+++ QUOTED TEXT

Grantee Project: Redemptive Plastics

Artists: Alt_Chicago, in partnership with Happy Returns
Art Type: Functional Art
Grant Amount: $65,000

Redemptive Plastics

Austin is the largest community in Chicago, yet the narrative surrounding the community is often one of violence, crime, and disinvestment. One obvious signifier of disinvestment is accumulated trash, most commonly plastic. 

Communal assets, such as benches made from discarded plastic in the neighborhood, will be created and placed in the Austin community. Workshops will be held to recruit and train community residents who will be hired to collect, sort, wash and break down the plastic to reform into a functional art object.

The first sign of disinvestment is often visible in the form of trash,” said Dr. Curry Greene, COO of Alt_Chicago. “Redemptive Plastics endeavors to invest in our communities by using what has been discarded as a tool for teaching. Through this process we will reclaim what has been discarded and create community assets. Plastics as public seating is just the beginning. With this redemptive practice we hope to provide a system for generations to come.”

Jordan Campbell (alt_co-founder) A documentary photographer and arts educator whose social practice is rooted in advocacy for political and economic transformation within marginalized communities. Through his teaching artist roles and community activism, Campbell created a pedagogy of reform based in artistic expression. As a teacher at Austin Career Academy in Chicago, Campbell used his camera as a tool to give voice to people in need. Campbell serves as a member of The Chicago Avenue Corridor Improvement Study Team in partnership with Lamar Johnson Collaborative and The Chicago Department of Transportation.

++++++

## PARTS OF THE EXERCISE:
[a] What grant amount does the grant project description list for Redemptive Plastics?
[b] In the entries, reproduce everything verbatim from the line containing "heatmap-cell: [684, 293, 701, 310]" down to the line containing "accuracy-x-tick-label: 0: [812, 524, 821, 540]", inclusive of both.

+++ MATERIAL FOR THIS EXERCISE

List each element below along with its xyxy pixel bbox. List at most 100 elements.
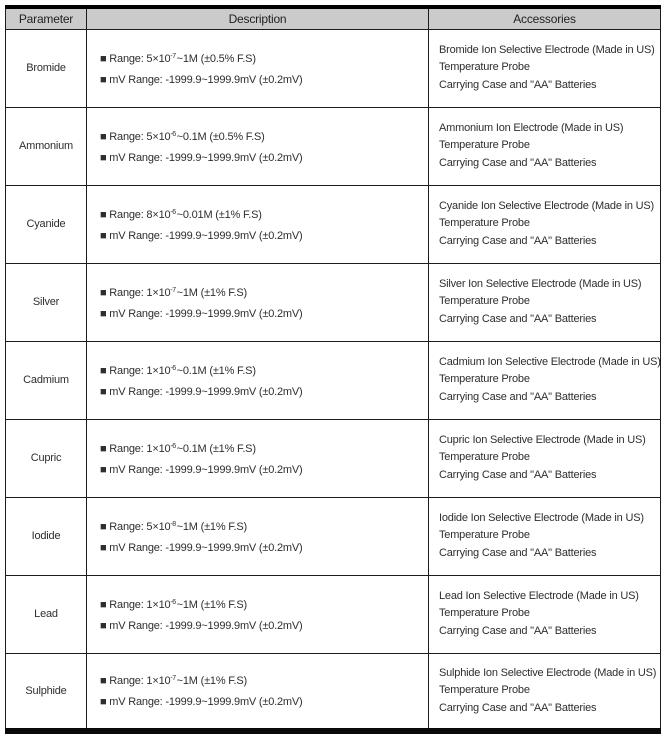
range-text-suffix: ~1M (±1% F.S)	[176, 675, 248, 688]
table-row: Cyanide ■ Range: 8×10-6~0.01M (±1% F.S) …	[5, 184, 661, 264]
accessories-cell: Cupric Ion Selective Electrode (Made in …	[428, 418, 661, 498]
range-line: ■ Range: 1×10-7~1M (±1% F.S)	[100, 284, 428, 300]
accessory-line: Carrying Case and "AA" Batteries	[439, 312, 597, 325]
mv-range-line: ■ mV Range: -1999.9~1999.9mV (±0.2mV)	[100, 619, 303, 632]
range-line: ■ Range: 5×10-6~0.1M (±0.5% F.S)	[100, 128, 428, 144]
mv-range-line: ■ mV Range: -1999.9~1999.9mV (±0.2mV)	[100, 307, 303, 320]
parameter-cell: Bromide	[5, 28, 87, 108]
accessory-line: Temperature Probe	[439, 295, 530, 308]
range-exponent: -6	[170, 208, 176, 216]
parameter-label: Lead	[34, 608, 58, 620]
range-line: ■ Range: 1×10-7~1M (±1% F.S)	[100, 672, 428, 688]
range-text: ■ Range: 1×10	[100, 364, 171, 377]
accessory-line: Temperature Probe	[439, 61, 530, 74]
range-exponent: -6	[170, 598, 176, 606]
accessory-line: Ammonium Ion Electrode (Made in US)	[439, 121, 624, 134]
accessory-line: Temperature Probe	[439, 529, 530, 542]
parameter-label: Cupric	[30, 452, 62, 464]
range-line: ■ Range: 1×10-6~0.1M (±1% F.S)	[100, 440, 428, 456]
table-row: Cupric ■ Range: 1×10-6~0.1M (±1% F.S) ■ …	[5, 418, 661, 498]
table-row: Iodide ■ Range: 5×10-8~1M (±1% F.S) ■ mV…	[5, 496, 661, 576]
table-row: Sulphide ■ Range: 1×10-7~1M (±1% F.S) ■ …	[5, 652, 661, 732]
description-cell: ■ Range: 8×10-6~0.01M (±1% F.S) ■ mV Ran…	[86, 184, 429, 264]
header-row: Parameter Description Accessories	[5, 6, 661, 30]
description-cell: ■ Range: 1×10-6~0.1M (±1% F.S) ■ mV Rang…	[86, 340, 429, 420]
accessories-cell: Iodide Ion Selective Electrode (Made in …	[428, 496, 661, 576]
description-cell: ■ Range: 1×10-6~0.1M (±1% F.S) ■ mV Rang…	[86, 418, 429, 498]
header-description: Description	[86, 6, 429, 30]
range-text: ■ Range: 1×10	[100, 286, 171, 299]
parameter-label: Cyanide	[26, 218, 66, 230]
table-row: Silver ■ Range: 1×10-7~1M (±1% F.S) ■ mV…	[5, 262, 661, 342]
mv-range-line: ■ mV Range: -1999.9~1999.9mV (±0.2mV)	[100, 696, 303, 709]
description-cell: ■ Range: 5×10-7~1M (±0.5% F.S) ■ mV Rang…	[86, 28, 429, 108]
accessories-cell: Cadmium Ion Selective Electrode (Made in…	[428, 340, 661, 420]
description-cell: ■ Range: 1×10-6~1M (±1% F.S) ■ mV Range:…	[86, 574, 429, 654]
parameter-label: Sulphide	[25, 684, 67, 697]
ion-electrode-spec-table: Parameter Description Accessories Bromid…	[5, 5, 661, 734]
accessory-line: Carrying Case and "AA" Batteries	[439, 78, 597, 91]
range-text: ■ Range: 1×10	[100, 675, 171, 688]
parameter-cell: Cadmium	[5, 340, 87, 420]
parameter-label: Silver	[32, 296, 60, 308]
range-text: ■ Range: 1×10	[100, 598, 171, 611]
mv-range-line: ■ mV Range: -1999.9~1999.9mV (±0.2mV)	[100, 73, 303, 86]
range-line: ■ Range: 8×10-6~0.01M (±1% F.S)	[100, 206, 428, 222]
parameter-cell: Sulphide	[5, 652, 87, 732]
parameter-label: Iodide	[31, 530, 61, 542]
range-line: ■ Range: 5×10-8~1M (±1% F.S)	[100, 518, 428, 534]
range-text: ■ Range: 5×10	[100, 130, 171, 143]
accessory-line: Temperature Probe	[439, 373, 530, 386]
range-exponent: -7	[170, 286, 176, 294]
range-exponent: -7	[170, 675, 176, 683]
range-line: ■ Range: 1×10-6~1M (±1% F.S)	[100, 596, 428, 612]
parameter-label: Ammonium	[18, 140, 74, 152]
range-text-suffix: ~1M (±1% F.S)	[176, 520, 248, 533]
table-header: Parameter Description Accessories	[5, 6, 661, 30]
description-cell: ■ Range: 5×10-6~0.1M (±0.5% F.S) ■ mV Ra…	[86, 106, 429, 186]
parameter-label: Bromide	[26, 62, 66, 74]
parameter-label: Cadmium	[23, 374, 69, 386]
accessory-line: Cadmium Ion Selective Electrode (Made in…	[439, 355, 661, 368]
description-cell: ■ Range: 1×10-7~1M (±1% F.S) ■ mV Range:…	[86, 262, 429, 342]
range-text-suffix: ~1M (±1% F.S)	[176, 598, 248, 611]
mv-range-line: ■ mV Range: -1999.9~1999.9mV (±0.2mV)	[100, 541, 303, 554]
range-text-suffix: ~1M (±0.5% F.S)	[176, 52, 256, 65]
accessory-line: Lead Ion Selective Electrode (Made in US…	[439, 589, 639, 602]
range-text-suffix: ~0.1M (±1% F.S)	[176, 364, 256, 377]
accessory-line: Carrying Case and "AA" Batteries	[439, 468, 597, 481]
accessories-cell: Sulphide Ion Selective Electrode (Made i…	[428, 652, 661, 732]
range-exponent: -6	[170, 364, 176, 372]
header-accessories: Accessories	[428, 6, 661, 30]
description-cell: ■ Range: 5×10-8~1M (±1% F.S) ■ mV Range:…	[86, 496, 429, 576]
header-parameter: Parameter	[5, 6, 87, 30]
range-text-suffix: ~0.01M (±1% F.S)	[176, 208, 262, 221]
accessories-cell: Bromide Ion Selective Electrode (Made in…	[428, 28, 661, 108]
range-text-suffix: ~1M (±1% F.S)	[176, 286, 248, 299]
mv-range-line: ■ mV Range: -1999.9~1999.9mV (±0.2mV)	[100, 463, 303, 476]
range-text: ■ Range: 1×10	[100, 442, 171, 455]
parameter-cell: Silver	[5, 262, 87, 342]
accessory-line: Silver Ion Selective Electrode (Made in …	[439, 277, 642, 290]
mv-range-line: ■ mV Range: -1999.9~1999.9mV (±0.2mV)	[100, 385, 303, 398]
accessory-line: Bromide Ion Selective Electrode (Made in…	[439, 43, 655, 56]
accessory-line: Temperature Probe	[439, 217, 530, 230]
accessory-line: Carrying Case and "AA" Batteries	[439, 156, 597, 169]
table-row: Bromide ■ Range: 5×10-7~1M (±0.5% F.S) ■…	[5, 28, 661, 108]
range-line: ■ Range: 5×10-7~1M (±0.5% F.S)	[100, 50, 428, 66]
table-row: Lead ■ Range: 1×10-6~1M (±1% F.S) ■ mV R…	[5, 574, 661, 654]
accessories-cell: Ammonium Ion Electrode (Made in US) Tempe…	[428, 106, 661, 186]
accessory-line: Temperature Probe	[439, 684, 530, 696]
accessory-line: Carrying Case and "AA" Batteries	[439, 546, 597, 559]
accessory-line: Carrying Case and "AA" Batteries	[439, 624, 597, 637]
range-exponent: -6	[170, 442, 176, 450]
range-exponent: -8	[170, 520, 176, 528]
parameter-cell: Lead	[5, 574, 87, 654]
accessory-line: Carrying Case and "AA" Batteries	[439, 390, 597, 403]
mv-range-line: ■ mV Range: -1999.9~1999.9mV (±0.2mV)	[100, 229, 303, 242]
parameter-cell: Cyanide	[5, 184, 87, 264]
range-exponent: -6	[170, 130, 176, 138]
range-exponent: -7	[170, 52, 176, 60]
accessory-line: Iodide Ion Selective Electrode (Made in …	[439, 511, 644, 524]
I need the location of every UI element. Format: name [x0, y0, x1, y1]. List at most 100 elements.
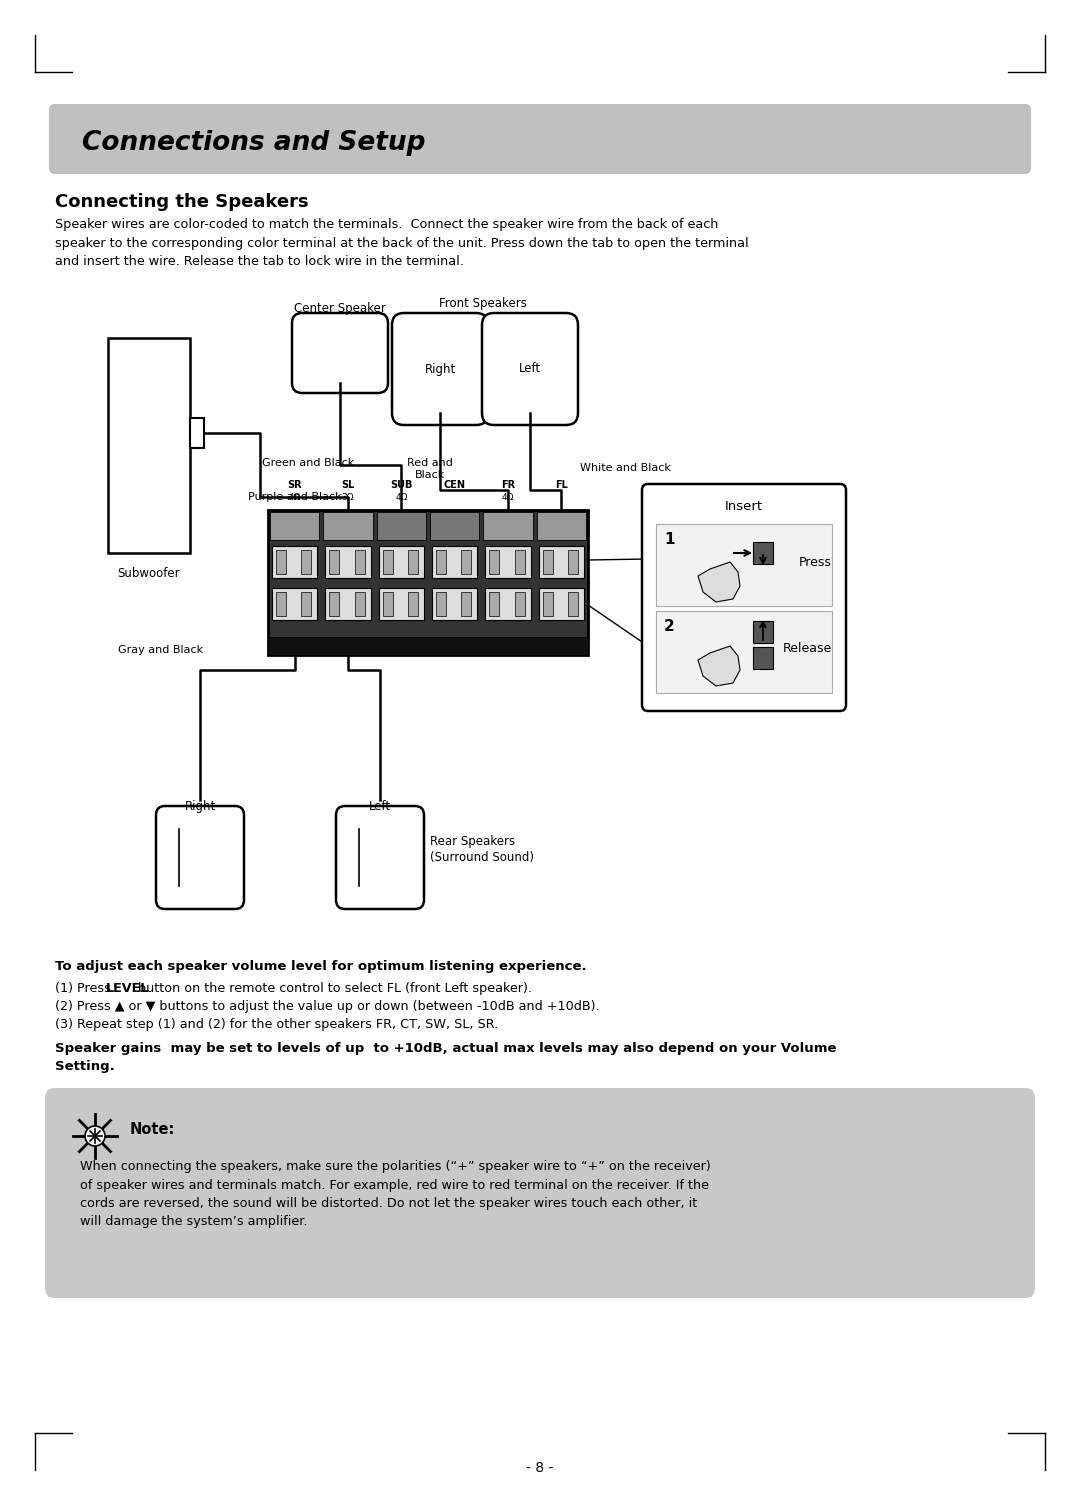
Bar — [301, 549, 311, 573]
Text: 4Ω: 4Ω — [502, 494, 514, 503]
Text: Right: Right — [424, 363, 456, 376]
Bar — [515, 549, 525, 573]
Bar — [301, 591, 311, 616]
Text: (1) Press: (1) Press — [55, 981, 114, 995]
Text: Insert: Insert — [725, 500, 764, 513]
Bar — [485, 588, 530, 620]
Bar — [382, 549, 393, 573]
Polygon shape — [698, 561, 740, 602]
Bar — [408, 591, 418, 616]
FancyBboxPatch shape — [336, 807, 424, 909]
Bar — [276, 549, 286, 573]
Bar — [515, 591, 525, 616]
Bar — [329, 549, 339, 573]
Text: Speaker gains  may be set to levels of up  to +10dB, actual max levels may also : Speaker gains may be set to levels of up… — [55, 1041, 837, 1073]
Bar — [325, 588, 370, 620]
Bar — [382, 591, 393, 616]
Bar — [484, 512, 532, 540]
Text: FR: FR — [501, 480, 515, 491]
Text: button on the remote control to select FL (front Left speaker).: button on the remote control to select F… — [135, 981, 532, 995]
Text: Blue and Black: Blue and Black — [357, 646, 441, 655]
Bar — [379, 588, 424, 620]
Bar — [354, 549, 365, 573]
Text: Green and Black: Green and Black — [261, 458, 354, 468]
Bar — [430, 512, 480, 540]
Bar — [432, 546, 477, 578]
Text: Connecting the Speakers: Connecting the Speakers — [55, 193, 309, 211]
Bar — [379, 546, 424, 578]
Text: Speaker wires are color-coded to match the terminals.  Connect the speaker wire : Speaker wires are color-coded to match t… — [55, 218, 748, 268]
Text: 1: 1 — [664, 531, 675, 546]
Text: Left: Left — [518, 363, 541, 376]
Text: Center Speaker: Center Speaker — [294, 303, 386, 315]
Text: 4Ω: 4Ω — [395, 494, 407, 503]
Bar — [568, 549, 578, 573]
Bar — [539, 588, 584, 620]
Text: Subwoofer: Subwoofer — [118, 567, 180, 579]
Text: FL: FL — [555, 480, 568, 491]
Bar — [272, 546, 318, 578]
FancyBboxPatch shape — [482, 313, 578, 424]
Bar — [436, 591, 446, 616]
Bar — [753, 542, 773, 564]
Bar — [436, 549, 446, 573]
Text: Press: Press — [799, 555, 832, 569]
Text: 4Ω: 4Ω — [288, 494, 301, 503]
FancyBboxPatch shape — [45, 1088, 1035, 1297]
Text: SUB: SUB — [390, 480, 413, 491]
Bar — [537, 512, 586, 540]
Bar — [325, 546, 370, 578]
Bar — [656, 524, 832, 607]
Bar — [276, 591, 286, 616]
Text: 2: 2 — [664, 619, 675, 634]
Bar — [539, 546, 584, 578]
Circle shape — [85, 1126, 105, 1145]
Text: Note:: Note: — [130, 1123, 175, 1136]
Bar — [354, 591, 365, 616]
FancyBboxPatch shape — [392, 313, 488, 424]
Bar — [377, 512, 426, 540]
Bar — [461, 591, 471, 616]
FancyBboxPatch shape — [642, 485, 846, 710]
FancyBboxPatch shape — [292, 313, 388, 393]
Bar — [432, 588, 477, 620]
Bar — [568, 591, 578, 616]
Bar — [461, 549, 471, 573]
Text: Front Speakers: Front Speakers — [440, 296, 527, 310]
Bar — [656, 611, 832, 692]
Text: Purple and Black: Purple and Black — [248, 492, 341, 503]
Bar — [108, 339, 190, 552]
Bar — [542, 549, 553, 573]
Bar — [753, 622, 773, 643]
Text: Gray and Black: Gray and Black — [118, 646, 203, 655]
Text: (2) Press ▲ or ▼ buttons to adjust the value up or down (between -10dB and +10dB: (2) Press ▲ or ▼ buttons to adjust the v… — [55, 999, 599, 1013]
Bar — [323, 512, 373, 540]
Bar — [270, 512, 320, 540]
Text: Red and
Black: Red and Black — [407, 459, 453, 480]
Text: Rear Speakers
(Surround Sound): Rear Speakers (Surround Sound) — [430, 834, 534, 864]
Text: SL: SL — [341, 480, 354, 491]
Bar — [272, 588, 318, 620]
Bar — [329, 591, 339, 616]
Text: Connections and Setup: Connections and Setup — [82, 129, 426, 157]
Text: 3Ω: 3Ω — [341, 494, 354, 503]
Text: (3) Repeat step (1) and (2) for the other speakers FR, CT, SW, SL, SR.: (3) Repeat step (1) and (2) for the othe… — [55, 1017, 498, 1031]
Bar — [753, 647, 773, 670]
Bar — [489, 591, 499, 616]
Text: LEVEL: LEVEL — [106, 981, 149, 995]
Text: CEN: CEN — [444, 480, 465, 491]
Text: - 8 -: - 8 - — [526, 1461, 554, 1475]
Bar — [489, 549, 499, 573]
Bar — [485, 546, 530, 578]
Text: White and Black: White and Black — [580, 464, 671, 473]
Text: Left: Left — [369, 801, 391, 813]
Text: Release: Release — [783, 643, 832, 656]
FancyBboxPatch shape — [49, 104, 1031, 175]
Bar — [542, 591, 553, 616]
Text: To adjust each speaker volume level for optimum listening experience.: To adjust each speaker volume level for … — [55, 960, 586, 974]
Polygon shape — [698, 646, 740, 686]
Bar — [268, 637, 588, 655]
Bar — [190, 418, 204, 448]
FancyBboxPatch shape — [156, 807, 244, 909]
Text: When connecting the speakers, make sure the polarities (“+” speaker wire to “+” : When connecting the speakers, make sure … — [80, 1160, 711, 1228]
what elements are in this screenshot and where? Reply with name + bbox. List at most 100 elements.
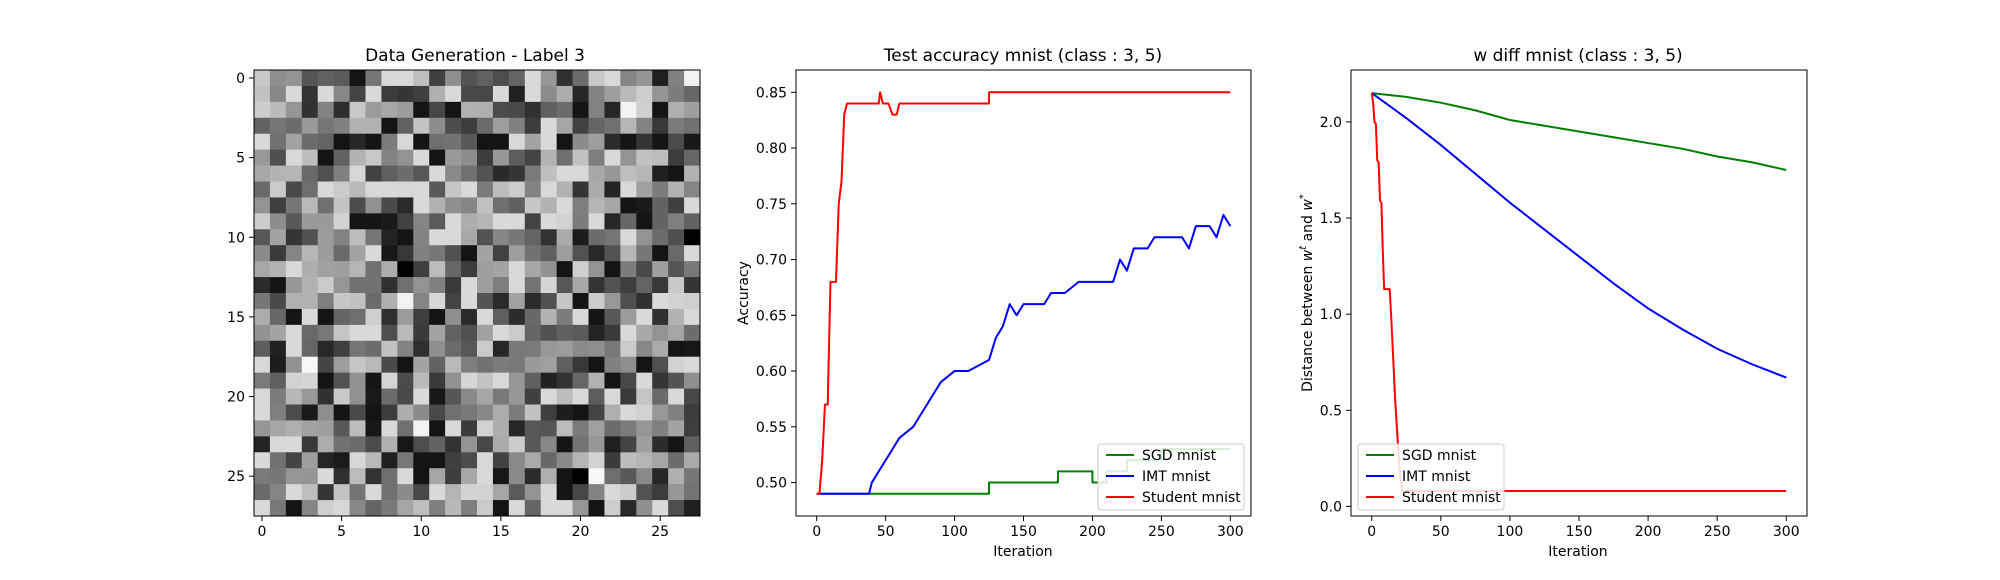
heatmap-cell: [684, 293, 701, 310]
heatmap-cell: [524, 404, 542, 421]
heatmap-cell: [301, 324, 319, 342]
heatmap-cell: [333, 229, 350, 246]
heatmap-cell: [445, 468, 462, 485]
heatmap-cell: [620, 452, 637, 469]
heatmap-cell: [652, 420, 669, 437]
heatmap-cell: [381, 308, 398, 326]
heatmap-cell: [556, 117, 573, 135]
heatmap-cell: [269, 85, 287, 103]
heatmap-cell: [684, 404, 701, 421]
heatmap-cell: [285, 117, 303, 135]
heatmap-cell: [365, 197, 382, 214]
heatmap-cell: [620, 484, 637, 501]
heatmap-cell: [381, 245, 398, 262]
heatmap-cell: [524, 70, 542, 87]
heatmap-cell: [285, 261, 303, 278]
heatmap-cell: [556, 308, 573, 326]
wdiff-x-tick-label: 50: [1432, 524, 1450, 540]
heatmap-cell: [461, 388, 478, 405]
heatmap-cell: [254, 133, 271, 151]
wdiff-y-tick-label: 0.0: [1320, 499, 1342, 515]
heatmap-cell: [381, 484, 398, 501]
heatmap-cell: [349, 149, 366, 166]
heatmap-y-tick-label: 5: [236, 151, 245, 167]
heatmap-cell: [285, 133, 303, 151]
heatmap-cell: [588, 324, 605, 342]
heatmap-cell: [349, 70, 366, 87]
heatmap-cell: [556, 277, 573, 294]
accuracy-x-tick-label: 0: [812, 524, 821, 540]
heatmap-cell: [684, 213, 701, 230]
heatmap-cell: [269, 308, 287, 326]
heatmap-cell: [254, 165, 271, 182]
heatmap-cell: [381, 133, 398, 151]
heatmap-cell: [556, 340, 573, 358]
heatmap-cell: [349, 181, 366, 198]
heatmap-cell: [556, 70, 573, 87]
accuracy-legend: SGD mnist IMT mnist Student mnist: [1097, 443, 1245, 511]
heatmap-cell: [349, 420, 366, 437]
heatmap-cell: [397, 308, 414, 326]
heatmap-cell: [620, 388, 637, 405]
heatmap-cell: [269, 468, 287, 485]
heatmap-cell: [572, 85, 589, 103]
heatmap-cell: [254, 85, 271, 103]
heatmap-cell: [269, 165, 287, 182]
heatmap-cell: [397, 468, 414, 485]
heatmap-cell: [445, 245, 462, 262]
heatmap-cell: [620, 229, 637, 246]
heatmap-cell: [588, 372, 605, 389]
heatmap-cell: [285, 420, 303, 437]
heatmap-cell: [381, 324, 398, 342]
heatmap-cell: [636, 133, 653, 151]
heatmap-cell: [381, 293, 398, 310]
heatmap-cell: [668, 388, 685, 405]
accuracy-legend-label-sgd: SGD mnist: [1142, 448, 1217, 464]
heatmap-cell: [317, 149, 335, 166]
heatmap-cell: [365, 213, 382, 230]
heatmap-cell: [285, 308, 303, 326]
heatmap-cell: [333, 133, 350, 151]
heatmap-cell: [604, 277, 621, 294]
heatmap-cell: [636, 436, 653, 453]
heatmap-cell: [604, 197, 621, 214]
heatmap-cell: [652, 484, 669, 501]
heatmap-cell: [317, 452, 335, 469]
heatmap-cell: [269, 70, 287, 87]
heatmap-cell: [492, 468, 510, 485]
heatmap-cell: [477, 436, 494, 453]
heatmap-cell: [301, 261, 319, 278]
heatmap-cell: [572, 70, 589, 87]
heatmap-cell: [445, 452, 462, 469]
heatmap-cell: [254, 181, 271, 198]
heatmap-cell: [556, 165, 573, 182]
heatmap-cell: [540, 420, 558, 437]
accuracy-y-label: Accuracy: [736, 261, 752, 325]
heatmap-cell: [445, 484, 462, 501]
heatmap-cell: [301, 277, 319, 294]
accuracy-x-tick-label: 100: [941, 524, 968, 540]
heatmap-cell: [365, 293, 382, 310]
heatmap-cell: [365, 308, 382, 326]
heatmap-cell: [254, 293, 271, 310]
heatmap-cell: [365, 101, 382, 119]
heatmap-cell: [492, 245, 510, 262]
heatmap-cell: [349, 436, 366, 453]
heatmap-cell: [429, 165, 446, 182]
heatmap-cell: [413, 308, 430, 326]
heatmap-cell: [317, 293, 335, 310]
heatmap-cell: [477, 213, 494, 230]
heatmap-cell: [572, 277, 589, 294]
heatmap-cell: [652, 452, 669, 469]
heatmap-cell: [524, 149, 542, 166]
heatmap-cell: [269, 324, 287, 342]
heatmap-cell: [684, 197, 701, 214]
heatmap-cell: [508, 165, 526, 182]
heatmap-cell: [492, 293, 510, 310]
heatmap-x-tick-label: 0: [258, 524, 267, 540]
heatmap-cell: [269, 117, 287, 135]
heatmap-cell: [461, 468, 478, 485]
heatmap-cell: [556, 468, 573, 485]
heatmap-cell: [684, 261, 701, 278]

++++++

## TASK SOLUTIONS:
[a] $65,000

[b]
heatmap-cell: [684, 293, 701, 310]
heatmap-cell: [524, 404, 542, 421]
heatmap-cell: [301, 324, 319, 342]
heatmap-cell: [333, 229, 350, 246]
heatmap-cell: [445, 468, 462, 485]
heatmap-cell: [620, 452, 637, 469]
heatmap-cell: [652, 420, 669, 437]
heatmap-cell: [381, 308, 398, 326]
heatmap-cell: [556, 117, 573, 135]
heatmap-cell: [269, 85, 287, 103]
heatmap-cell: [684, 404, 701, 421]
heatmap-cell: [285, 117, 303, 135]
heatmap-cell: [365, 197, 382, 214]
heatmap-cell: [620, 484, 637, 501]
heatmap-cell: [381, 245, 398, 262]
heatmap-cell: [524, 70, 542, 87]
heatmap-cell: [285, 261, 303, 278]
heatmap-cell: [556, 308, 573, 326]
wdiff-x-tick-label: 50: [1432, 524, 1450, 540]
heatmap-cell: [461, 388, 478, 405]
heatmap-cell: [254, 133, 271, 151]
wdiff-y-tick-label: 0.0: [1320, 499, 1342, 515]
heatmap-cell: [381, 484, 398, 501]
heatmap-cell: [349, 149, 366, 166]
heatmap-y-tick-label: 5: [236, 151, 245, 167]
heatmap-cell: [285, 133, 303, 151]
heatmap-cell: [588, 324, 605, 342]
heatmap-cell: [349, 70, 366, 87]
heatmap-cell: [556, 277, 573, 294]
accuracy-x-tick-label: 0: [812, 524, 821, 540]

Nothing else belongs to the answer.